- _WHAT YOU HAVE TO DO_:
Find how many lines of the listing include the string "name", and report only that figure.

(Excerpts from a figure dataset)
^^^^^^^^^^^^^^^^

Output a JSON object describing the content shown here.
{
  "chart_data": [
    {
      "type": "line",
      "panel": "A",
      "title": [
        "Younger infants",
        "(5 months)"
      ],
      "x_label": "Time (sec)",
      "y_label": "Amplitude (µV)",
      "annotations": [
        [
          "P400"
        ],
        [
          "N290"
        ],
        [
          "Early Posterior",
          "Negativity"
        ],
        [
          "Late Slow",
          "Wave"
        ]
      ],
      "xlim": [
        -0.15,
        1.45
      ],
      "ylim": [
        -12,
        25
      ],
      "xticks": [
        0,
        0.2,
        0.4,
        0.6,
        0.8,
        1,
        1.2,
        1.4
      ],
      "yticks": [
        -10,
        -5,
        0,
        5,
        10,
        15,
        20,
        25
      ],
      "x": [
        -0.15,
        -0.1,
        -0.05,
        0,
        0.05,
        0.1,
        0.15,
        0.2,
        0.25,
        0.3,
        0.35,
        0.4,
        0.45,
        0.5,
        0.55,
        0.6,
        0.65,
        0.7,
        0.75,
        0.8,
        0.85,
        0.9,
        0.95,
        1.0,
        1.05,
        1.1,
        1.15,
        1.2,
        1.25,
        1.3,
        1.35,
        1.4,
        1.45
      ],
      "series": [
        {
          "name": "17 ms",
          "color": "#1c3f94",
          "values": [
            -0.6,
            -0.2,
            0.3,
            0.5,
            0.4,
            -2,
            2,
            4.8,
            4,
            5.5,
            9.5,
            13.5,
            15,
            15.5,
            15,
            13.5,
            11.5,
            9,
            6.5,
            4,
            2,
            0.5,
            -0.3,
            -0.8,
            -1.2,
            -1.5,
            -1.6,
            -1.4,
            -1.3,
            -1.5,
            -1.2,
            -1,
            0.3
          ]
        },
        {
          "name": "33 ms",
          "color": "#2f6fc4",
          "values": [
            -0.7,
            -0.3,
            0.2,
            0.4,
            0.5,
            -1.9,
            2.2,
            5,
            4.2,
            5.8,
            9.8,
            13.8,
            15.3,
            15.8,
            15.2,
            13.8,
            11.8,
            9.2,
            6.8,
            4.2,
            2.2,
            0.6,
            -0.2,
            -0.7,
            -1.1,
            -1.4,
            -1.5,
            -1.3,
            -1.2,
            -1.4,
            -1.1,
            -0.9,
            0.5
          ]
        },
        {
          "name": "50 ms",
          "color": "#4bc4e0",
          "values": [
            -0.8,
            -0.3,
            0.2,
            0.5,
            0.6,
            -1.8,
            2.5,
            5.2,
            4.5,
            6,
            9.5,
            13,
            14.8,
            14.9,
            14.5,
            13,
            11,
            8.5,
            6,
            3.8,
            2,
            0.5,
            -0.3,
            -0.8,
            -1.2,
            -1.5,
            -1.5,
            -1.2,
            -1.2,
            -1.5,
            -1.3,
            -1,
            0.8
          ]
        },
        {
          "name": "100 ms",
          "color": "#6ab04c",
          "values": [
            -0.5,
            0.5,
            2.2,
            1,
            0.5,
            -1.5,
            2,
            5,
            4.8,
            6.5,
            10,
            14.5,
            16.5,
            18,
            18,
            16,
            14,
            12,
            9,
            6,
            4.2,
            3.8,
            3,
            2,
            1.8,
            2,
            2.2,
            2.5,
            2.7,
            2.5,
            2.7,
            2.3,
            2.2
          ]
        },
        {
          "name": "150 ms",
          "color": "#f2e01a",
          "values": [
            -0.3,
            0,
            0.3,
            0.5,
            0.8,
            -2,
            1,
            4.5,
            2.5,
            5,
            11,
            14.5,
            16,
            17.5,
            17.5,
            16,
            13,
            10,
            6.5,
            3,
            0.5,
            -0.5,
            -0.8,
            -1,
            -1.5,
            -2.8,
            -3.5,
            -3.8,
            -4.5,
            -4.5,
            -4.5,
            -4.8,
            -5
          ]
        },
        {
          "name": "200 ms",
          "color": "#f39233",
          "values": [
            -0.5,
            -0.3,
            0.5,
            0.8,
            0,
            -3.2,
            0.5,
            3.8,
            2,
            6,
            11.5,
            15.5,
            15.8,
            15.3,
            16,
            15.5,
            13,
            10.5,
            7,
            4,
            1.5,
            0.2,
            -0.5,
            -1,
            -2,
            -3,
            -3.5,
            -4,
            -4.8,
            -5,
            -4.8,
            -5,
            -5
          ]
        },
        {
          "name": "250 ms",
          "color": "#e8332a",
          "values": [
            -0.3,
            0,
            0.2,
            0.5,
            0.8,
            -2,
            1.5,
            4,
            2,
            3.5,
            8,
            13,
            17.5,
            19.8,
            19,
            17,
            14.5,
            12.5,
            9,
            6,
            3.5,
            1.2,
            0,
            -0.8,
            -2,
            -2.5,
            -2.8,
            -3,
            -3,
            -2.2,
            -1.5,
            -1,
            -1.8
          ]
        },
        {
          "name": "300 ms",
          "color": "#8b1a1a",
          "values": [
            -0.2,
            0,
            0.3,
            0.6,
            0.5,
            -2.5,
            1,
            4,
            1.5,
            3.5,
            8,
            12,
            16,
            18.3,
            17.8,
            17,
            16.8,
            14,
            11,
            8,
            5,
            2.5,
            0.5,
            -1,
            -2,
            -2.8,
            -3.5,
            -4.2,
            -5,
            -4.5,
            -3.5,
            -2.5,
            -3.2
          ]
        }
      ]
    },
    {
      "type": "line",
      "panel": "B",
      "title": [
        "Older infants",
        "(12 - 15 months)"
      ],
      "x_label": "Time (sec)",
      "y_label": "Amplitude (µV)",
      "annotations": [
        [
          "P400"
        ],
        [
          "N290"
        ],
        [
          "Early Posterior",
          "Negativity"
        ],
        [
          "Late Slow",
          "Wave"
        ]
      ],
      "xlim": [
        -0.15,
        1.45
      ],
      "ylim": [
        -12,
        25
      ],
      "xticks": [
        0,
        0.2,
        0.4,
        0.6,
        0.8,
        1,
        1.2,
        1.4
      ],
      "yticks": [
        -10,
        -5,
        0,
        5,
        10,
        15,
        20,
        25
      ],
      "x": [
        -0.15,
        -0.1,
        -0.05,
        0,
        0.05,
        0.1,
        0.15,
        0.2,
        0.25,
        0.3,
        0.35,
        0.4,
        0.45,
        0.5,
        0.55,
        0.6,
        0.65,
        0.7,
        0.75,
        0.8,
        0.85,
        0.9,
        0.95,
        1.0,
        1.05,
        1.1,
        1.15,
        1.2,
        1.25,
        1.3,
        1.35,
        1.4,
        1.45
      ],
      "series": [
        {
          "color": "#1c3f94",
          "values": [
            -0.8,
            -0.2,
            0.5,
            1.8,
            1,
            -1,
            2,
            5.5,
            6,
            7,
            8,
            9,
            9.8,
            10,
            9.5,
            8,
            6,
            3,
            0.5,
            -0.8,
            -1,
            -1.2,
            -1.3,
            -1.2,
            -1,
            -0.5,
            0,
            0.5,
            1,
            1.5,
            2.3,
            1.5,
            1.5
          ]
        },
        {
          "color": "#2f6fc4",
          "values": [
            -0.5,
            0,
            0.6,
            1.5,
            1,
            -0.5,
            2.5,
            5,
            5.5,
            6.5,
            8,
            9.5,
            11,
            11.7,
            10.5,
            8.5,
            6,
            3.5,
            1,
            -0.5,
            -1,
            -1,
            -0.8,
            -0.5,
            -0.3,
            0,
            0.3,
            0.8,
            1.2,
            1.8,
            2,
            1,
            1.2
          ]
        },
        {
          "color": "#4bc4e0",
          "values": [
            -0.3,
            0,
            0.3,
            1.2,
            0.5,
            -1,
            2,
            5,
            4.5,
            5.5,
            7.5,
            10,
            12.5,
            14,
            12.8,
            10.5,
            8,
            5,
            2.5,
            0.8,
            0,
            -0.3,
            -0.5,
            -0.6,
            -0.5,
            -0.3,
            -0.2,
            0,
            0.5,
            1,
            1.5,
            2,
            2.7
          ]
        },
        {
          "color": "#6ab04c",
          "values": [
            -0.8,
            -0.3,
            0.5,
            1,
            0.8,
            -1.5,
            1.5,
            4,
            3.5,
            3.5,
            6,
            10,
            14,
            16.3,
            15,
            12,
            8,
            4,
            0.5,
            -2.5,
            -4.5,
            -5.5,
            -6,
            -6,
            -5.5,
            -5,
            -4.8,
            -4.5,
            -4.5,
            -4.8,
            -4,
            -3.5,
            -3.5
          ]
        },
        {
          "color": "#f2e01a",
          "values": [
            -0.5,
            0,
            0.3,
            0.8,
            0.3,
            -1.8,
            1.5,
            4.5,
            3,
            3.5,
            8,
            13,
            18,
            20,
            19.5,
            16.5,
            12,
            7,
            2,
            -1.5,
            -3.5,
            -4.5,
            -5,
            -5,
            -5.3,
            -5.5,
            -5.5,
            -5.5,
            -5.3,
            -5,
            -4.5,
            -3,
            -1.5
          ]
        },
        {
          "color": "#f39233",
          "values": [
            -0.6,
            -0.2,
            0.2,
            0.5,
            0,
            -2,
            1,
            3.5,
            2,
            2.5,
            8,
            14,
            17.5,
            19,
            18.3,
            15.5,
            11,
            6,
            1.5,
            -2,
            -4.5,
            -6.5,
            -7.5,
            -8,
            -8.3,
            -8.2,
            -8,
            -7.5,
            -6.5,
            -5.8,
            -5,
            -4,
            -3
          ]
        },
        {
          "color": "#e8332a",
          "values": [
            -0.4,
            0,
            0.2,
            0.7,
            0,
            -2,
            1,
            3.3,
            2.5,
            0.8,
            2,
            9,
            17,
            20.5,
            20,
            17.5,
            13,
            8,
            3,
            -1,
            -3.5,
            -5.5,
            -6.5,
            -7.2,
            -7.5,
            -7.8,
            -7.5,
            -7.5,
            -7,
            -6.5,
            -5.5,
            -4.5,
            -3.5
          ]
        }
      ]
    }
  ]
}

^^^^^^^^^^^^^^^^

- _RESPONSE_:
8